-- Begin --
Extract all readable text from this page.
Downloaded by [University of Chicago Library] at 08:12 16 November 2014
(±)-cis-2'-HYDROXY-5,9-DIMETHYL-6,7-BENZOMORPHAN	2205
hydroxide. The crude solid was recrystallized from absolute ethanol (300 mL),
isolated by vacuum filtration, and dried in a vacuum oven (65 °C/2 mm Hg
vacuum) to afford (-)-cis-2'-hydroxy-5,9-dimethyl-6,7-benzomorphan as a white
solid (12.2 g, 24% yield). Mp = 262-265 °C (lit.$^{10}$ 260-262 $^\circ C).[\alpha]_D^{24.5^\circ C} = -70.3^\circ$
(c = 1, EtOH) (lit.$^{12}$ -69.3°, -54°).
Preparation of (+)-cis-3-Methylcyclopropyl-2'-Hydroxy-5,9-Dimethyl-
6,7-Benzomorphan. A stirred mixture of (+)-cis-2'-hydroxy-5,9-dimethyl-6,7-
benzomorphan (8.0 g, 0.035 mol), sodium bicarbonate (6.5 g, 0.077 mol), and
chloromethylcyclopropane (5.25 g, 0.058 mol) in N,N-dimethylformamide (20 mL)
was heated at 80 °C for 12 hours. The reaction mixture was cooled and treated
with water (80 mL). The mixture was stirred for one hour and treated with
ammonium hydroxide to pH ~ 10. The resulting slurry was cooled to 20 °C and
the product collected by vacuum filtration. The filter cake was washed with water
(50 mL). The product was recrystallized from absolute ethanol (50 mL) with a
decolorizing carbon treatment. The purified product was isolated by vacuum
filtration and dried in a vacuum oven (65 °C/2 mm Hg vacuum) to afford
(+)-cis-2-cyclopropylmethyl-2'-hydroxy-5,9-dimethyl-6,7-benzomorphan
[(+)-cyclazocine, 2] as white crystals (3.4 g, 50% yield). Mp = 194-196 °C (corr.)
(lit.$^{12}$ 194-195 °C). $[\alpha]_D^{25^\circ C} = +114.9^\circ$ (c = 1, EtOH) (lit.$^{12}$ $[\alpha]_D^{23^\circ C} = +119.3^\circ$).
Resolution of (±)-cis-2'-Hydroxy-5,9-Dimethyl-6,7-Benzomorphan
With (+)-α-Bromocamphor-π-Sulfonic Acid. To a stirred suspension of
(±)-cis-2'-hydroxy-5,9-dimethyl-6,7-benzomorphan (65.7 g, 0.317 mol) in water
-- End --
DIRECTION: Copy out every line from the material above in which the word "yield" appears.

OUTPUT FOR THIS TASK:
solid (12.2 g, 24% yield). Mp = 262-265 °C (lit.$^{10}$ 260-262 $^\circ C).[\alpha]_D^{24.5^\circ C} = -70.3^\circ$
[(+)-cyclazocine, 2] as white crystals (3.4 g, 50% yield). Mp = 194-196 °C (corr.)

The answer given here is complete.